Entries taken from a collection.
##########

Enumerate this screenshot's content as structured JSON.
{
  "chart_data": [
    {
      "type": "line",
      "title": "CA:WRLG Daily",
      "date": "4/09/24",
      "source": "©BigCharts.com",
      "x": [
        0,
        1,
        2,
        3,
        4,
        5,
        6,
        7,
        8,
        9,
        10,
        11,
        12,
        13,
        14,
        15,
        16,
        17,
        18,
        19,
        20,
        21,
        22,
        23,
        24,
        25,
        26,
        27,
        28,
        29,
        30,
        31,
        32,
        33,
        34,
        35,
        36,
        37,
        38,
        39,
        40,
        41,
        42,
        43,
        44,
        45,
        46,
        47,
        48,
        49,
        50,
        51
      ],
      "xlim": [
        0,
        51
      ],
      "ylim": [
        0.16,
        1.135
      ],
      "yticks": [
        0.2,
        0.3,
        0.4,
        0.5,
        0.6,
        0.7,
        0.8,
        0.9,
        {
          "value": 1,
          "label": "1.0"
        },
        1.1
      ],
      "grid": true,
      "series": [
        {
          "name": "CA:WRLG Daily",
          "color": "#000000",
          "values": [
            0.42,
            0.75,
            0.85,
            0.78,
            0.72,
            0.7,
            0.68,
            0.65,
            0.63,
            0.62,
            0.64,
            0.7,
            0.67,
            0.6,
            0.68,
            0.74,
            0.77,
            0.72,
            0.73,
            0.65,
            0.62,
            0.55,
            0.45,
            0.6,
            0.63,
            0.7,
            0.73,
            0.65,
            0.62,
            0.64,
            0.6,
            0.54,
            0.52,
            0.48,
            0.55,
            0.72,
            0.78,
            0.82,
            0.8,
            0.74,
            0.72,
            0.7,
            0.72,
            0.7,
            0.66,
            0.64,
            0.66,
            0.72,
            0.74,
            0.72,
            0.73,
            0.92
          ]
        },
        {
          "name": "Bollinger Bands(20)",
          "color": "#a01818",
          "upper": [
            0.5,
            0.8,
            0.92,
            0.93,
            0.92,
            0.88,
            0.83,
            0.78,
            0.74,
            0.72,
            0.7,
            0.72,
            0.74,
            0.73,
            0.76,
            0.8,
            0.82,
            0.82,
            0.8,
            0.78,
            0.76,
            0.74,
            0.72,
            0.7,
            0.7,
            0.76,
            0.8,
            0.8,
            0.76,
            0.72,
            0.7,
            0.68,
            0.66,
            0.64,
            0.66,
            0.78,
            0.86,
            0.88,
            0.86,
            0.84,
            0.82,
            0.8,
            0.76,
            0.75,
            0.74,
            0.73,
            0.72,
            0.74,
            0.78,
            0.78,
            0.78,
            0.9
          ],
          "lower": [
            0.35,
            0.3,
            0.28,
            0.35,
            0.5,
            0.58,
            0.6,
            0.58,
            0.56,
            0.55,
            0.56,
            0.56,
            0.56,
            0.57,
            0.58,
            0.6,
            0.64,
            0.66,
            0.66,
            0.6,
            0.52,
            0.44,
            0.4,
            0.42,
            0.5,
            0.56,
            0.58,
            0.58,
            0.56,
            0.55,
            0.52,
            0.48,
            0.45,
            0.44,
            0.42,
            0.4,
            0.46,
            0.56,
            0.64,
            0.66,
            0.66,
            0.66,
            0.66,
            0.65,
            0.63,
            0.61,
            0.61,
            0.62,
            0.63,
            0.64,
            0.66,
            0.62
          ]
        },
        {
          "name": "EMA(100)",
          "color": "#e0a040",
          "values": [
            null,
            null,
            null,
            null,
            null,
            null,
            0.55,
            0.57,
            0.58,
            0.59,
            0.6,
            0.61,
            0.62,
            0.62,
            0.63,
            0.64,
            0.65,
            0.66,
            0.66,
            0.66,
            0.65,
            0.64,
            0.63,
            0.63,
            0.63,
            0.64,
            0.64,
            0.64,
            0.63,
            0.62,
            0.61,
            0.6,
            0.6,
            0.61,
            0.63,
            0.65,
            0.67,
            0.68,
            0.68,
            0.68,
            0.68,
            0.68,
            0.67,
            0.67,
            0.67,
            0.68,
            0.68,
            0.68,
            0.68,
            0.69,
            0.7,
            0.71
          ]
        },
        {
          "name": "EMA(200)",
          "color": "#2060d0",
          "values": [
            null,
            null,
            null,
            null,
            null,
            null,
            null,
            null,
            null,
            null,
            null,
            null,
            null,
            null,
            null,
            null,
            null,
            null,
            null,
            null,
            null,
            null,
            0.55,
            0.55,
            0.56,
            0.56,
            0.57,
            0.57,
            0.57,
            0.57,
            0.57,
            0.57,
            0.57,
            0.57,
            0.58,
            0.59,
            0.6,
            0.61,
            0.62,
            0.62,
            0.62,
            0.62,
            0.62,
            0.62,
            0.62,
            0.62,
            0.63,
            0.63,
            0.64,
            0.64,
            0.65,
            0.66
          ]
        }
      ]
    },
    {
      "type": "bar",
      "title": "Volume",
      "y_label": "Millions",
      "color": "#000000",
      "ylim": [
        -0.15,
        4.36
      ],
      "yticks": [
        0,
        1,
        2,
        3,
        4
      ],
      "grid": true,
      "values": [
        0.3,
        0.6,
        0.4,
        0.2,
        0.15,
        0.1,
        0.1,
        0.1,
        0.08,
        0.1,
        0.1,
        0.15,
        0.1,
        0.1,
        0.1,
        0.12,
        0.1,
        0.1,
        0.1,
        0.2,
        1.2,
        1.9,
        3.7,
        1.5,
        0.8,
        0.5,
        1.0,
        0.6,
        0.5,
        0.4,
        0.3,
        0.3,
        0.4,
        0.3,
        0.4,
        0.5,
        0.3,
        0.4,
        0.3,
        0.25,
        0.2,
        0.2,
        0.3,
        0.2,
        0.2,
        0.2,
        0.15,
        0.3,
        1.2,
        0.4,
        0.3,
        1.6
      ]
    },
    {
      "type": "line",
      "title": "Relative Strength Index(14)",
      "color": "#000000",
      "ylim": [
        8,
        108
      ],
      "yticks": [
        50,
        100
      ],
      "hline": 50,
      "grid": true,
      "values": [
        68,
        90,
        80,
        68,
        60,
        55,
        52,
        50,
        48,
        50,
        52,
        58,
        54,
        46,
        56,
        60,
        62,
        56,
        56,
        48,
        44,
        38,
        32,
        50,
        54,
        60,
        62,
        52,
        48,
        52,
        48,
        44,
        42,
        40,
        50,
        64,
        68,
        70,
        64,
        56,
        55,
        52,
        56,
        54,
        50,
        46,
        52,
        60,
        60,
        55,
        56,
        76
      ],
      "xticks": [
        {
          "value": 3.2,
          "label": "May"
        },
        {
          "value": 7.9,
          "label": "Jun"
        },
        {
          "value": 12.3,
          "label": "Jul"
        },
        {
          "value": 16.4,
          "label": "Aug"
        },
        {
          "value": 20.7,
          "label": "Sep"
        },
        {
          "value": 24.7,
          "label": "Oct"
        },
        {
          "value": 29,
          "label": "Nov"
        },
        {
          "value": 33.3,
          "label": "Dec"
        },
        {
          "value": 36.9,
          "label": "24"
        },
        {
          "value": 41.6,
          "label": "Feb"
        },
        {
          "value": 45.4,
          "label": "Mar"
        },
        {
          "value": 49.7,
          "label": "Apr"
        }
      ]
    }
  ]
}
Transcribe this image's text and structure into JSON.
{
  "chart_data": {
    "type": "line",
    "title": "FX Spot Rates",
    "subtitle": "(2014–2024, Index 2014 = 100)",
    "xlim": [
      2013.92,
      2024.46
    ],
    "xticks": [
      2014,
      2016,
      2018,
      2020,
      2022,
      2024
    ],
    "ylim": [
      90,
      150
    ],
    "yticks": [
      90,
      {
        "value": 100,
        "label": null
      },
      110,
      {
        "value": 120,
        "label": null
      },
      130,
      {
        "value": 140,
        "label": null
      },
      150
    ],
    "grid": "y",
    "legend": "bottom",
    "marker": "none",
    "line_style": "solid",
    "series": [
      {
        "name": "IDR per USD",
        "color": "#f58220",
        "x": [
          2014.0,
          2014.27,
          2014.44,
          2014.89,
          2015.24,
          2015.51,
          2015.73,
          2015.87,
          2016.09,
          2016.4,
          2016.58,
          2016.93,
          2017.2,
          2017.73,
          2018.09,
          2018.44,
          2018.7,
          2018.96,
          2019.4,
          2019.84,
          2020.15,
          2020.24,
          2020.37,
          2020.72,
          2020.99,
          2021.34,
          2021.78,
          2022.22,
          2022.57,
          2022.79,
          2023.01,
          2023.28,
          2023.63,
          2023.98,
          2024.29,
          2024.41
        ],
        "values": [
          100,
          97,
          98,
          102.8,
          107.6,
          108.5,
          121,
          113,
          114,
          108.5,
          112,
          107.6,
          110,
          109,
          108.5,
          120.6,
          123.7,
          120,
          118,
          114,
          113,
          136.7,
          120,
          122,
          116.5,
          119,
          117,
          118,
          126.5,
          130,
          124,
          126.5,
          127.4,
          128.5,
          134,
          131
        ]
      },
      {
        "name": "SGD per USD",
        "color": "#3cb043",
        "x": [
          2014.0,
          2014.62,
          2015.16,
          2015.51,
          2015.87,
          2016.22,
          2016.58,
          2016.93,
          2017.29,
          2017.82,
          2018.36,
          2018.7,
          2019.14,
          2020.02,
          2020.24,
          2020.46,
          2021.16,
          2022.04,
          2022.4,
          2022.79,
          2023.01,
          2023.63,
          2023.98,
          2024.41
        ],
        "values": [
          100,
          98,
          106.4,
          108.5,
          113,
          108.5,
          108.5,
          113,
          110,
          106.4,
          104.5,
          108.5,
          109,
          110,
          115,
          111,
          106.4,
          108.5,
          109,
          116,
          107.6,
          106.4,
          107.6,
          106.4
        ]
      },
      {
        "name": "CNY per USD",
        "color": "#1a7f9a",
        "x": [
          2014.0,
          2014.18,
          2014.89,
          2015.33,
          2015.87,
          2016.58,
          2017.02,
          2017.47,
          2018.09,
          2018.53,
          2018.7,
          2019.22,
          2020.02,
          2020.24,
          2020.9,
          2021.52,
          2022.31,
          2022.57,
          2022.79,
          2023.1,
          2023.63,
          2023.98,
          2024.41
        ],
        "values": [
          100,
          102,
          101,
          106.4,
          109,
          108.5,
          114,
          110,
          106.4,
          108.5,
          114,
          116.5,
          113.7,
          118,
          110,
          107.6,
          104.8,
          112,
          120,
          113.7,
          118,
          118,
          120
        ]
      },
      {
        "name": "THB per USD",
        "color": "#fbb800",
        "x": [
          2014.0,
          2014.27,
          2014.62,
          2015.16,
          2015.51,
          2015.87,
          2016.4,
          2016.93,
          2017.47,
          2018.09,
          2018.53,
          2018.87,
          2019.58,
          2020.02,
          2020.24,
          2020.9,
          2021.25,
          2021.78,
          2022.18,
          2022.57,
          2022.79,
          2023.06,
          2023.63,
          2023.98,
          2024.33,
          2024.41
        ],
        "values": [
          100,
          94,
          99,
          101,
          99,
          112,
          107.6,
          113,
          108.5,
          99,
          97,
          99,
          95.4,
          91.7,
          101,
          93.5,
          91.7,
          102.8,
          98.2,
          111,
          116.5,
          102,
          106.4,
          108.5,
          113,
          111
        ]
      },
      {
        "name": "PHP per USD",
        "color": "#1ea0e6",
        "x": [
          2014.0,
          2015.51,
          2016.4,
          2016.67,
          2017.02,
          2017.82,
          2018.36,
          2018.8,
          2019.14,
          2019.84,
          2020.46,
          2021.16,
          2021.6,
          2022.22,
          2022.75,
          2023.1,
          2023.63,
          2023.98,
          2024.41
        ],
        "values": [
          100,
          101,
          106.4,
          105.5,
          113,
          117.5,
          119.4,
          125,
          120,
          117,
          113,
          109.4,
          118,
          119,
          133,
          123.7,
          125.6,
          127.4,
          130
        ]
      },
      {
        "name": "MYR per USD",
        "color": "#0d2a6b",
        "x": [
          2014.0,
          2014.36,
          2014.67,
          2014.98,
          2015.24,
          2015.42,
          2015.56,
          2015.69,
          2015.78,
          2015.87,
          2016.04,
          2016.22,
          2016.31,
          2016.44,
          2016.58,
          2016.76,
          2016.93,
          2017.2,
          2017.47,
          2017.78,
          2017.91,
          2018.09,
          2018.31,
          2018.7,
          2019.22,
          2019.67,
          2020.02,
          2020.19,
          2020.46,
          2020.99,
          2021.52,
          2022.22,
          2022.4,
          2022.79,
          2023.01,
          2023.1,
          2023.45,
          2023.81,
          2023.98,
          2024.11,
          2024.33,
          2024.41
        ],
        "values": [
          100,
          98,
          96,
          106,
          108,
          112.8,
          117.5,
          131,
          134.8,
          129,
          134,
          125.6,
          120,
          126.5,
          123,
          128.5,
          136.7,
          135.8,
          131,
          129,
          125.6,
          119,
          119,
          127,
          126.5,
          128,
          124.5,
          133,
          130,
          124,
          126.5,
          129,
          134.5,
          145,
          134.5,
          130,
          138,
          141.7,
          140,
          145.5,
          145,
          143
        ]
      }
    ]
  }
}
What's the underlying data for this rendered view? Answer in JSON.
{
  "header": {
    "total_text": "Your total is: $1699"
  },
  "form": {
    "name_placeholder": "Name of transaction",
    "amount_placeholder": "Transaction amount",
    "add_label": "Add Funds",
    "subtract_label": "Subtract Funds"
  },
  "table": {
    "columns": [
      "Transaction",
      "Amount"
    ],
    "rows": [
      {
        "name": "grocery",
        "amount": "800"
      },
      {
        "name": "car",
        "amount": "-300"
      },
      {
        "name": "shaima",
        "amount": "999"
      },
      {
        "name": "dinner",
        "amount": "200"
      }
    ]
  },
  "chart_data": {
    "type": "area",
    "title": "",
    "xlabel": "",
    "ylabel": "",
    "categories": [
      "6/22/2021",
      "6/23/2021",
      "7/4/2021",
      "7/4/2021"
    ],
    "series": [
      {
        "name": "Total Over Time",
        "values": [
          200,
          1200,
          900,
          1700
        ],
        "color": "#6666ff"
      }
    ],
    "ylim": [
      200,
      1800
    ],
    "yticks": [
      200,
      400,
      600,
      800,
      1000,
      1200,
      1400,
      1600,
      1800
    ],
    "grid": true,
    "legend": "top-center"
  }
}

##########

Goal. Check the data for the word "this" and pull out the lines that have it.

Written response.
Enumerate this screenshot's content as structured JSON.
Transcribe this image's text and structure into JSON.
What's the underlying data for this rendered view? Answer in JSON.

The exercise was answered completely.